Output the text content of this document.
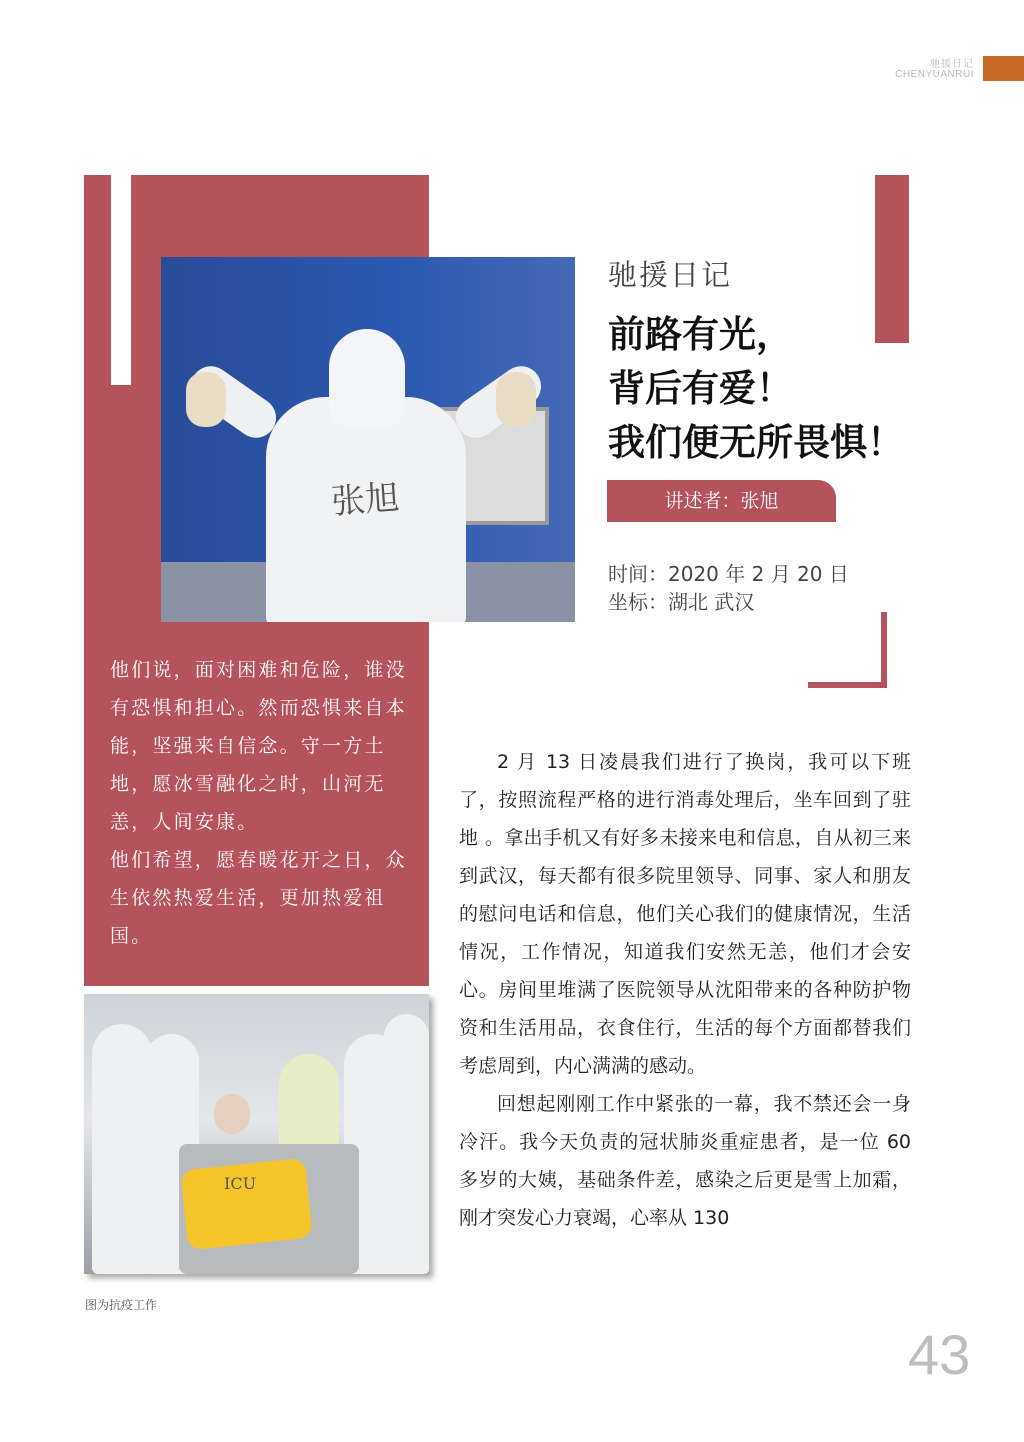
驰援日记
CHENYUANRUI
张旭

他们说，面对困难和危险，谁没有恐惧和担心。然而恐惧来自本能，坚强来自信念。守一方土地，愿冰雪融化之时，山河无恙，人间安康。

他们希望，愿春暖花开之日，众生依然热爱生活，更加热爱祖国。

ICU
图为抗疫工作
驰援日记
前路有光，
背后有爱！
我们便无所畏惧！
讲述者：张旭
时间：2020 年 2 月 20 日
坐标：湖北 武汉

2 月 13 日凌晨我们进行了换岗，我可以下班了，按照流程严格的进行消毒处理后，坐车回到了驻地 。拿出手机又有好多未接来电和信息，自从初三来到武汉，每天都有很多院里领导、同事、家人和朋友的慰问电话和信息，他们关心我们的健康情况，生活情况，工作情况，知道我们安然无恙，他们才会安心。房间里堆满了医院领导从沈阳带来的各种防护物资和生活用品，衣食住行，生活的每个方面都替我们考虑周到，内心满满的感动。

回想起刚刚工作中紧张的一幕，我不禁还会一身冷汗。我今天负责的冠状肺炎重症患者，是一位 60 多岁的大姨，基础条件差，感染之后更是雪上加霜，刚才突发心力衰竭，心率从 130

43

==*==

● Problem
The records above are to be restated exactly, without their pictures.

● Task solution
Output the text content of this document.
驰援日记
CHENYUANRUI
张旭

他们说，面对困难和危险，谁没有恐惧和担心。然而恐惧来自本能，坚强来自信念。守一方土地，愿冰雪融化之时，山河无恙，人间安康。

他们希望，愿春暖花开之日，众生依然热爱生活，更加热爱祖国。

ICU
图为抗疫工作
驰援日记
前路有光，
背后有爱！
我们便无所畏惧！
讲述者：张旭
时间：2020 年 2 月 20 日
坐标：湖北 武汉

2 月 13 日凌晨我们进行了换岗，我可以下班了，按照流程严格的进行消毒处理后，坐车回到了驻地 。拿出手机又有好多未接来电和信息，自从初三来到武汉，每天都有很多院里领导、同事、家人和朋友的慰问电话和信息，他们关心我们的健康情况，生活情况，工作情况，知道我们安然无恙，他们才会安心。房间里堆满了医院领导从沈阳带来的各种防护物资和生活用品，衣食住行，生活的每个方面都替我们考虑周到，内心满满的感动。

回想起刚刚工作中紧张的一幕，我不禁还会一身冷汗。我今天负责的冠状肺炎重症患者，是一位 60 多岁的大姨，基础条件差，感染之后更是雪上加霜，刚才突发心力衰竭，心率从 130

43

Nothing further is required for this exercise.